SELECTION
We believe students should seek higher education to become better educated, well-rounded individuals. When students avoid the learning process to receive an easy grade, they only cheat themselves out of the valuable opportunities SUU provides for them to grow. They also cheat whoever pays for their education — parents, taxpayers and other benefactors — out of money that could be used for better causes.
While students who cheat in any form may believe they are helping themselves by increasing their respective GPAs, the consequences for their actions far outweigh the possible benefits.
Some SUU professors go to great lengths to catch plagiarists. Kenny Laundra, assistant professor of sociology, said he and other professors use the Web site www.plagiarism.org, to catch students who plagiarize papers off the Internet. The site assistsprofessors in matching a paper’s content with information

 

published on the Internet or in the Web site’s data base, which contains hundreds of thousands of papers.
Students caught in any form of academic dishonesty at SUU can be disciplined a number of ways up to and including expulsion. Even if students aren’t caught when they cheat, we believe they doom themselves to fail in the future. If students find themselves in jobs where they are required to perform functions they have avoided throughout their education, they are less likely to succeed than those students who actually went through the learning process.
We ask students at SUU to look at education as an opportunity and not a burden and refrain from academic dishonesty — if not for the pure honesty of it, then for the sake of their own futures, as well as people who will depend on them in the future.

The opinion expressed above is the collective perspective of the University Journal and its editorial board. The editorial board meets every Wednesday at 11 a.m. in Room 172 of the Sharwan Smith Center. Visitors are welcome.

Letters to the Editor

I want to know
In response to the Sept. 23 article “On Liberty,” I would like to know the “whole truth” as (Paul) Husselbee so eloquently quotes. The public has a right to know the entirety of the situation so it can better assess the current issues and work toward fixing the damaging restraints.
It is true that it’s easy to judge from the cheap seats, but if those are the only tickets sold, students will buy them and comment on the game from that perspective.
I demand to know who these influences are that are limiting free speech and applying immense pressure from the outside. I want to know who will not offer me front-row tickets so I can understand the game from a larger and better perspective.

Aimee Oberg
Editor’s note: Copies of letters sent to Paul Husselbee, Journal managing director, are posted at www.sltrib.com in the Sept. 26 archive.

SAFE petiton
We the undersigned believe that all student clubs and organizations have the right to run themselves free from pressure applied by Southern Utah University administration and individuals outside the campus. Administration and individuals may advise, lend their experience and speculate about the wisdom of decisions made by students. However, if the decision made by students or their respective organizations is legal, it is ultimately up to the student to make the final decision.

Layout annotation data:
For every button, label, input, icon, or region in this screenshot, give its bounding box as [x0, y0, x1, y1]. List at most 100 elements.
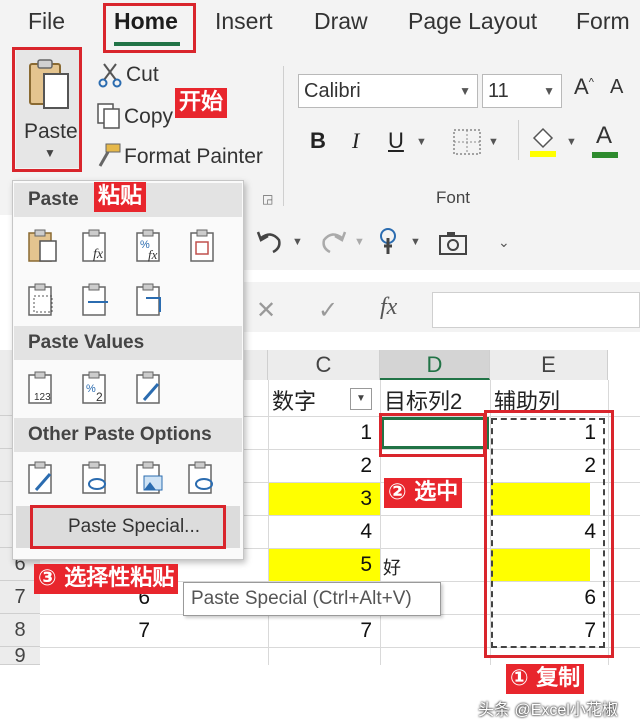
cell-c[interactable]: 3 — [272, 487, 372, 511]
annotation-paste-special: ③ 选择性粘贴 — [34, 564, 179, 594]
paste-values-number-format-icon[interactable]: %2 — [80, 370, 114, 406]
copy-annotation-box — [484, 410, 614, 658]
camera-icon[interactable] — [438, 230, 468, 256]
svg-text:%: % — [86, 383, 96, 395]
cell-c[interactable]: 7 — [272, 619, 372, 643]
redo-icon[interactable] — [318, 228, 348, 256]
tab-insert[interactable]: Insert — [215, 8, 273, 35]
paintbrush-icon — [98, 143, 121, 167]
grow-font-button[interactable]: A^ — [574, 74, 594, 100]
cut-button[interactable]: Cut — [96, 60, 266, 90]
paste-link-icon[interactable] — [80, 460, 114, 496]
group-separator — [283, 66, 284, 206]
font-color-letter: A — [596, 122, 613, 149]
fill-color-icon[interactable] — [528, 124, 558, 158]
customize-qat-icon[interactable]: ⌄ — [498, 234, 510, 251]
formula-input[interactable] — [432, 292, 640, 328]
annotation-select: ② 选中 — [384, 478, 463, 508]
chevron-down-icon[interactable]: ▼ — [292, 236, 303, 248]
select-annotation-box — [379, 413, 486, 457]
enter-icon[interactable]: ✓ — [318, 296, 338, 325]
paste-values-icon[interactable]: 123 — [26, 370, 60, 406]
chevron-down-icon: ▼ — [543, 84, 555, 98]
header-cell-c[interactable]: 数字 — [272, 384, 316, 416]
annotation-start: 开始 — [175, 88, 228, 118]
chevron-down-icon[interactable]: ▼ — [410, 236, 421, 248]
cut-label: Cut — [126, 63, 159, 86]
column-header-e[interactable]: E — [490, 350, 608, 380]
font-color-button[interactable]: A — [592, 120, 618, 160]
underline-button[interactable]: U — [388, 128, 404, 154]
bold-button[interactable]: B — [310, 128, 326, 154]
cell-d6[interactable]: 好 — [383, 554, 401, 580]
cell-c[interactable]: 4 — [272, 520, 372, 544]
paste-keep-source-formatting-icon[interactable] — [186, 228, 220, 264]
cell-c[interactable]: 5 — [272, 553, 372, 577]
tab-file[interactable]: File — [28, 8, 65, 35]
svg-text:fx: fx — [93, 247, 104, 262]
grow-font-icon: A — [574, 74, 589, 99]
borders-icon[interactable] — [452, 128, 482, 156]
paste-picture-icon[interactable] — [134, 460, 168, 496]
cell-c[interactable]: 1 — [272, 421, 372, 445]
home-annotation-box — [103, 3, 196, 53]
separator — [518, 120, 519, 160]
tab-draw[interactable]: Draw — [314, 8, 368, 35]
row-header-9[interactable]: 9 — [0, 647, 40, 665]
font-size-value: 11 — [488, 80, 509, 102]
paste-formulas-number-format-icon[interactable]: %fx — [134, 228, 168, 264]
paste-special-tooltip: Paste Special (Ctrl+Alt+V) — [183, 582, 441, 616]
svg-text:2: 2 — [96, 390, 103, 404]
watermark: 头条 @Excel小花椒 — [478, 702, 618, 719]
annotation-paste: 粘贴 — [94, 182, 147, 212]
paste-annotation-box — [12, 47, 82, 172]
paste-transpose-icon[interactable] — [134, 282, 168, 318]
tab-page-layout[interactable]: Page Layout — [408, 8, 537, 35]
fx-icon[interactable]: fx — [380, 294, 397, 321]
paste-linked-picture-icon[interactable] — [186, 460, 220, 496]
paste-formulas-icon[interactable]: fx — [80, 228, 114, 264]
italic-button[interactable]: I — [352, 128, 359, 154]
paste-values-source-formatting-icon[interactable] — [134, 370, 168, 406]
copy-label: Copy — [124, 105, 174, 128]
chevron-down-icon[interactable]: ▼ — [566, 136, 577, 148]
font-group-label: Font — [436, 188, 471, 207]
paste-values-section-header: Paste Values — [14, 326, 242, 360]
tab-formulas[interactable]: Form — [576, 8, 630, 35]
paste-no-borders-icon[interactable] — [26, 282, 60, 318]
font-name-value: Calibri — [304, 80, 361, 102]
column-header-c[interactable]: C — [268, 350, 380, 380]
header-cell-d[interactable]: 目标列2 — [384, 384, 462, 416]
undo-icon[interactable] — [255, 228, 285, 256]
cell-c[interactable]: 2 — [272, 454, 372, 478]
chevron-down-icon[interactable]: ▼ — [416, 136, 427, 148]
column-header-d[interactable]: D — [380, 350, 490, 380]
paste-formatting-icon[interactable] — [26, 460, 60, 496]
font-name-combo[interactable]: Calibri ▼ — [298, 74, 478, 108]
chevron-down-icon[interactable]: ▼ — [354, 236, 365, 248]
format-painter-button[interactable]: Format Painter — [94, 140, 274, 172]
dialog-launcher-icon[interactable]: ◲ — [262, 192, 273, 206]
copy-icon — [97, 103, 120, 129]
grid-line — [268, 380, 269, 665]
filter-dropdown-icon[interactable]: ▼ — [350, 388, 372, 410]
row-header-8[interactable]: 8 — [0, 614, 40, 647]
shrink-font-icon: A — [610, 76, 624, 98]
paste-keep-column-widths-icon[interactable] — [80, 282, 114, 318]
svg-text:fx: fx — [148, 247, 158, 262]
touch-mode-icon[interactable] — [376, 226, 406, 258]
font-size-combo[interactable]: 11 ▼ — [482, 74, 562, 108]
chevron-down-icon: ▼ — [459, 84, 471, 98]
format-painter-label: Format Painter — [124, 145, 263, 168]
paste-icon[interactable] — [26, 228, 60, 264]
svg-text:123: 123 — [34, 392, 51, 403]
chevron-down-icon[interactable]: ▼ — [488, 136, 499, 148]
cell-b[interactable]: 7 — [50, 619, 150, 643]
other-paste-options-header: Other Paste Options — [14, 418, 242, 452]
scissors-icon — [98, 63, 122, 88]
shrink-font-button[interactable]: A — [610, 76, 623, 99]
font-color-swatch — [592, 152, 618, 158]
cancel-icon[interactable]: ✕ — [256, 296, 276, 325]
paste-special-annotation-box — [30, 505, 226, 549]
annotation-copy: ① 复制 — [506, 664, 585, 694]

WRITTEN PROBLEM 1
In the editorial on academic cheating, which Web site do Kenny Laundra and other professors use to catch students who plagiarize papers off the Internet?
WRITTEN PROBLEM 2
Reproduce the records lines verbatim, beginning with the line that contains "cell-c[interactable]: 3 —" and ending after the line that contains "grow-font-button[interactable]: A^ —".

EXPECTED OUTPUT 1
www.plagiarism.org

EXPECTED OUTPUT 2
cell-c[interactable]: 3 — [272, 487, 372, 511]
annotation-paste-special: ③ 选择性粘贴 — [34, 564, 179, 594]
paste-values-number-format-icon[interactable]: %2 — [80, 370, 114, 406]
copy-annotation-box — [484, 410, 614, 658]
camera-icon[interactable] — [438, 230, 468, 256]
svg-text:%: % — [86, 383, 96, 395]
cell-c[interactable]: 7 — [272, 619, 372, 643]
redo-icon[interactable] — [318, 228, 348, 256]
tab-insert[interactable]: Insert — [215, 8, 273, 35]
paintbrush-icon — [98, 143, 121, 167]
grow-font-button[interactable]: A^ — [574, 74, 594, 100]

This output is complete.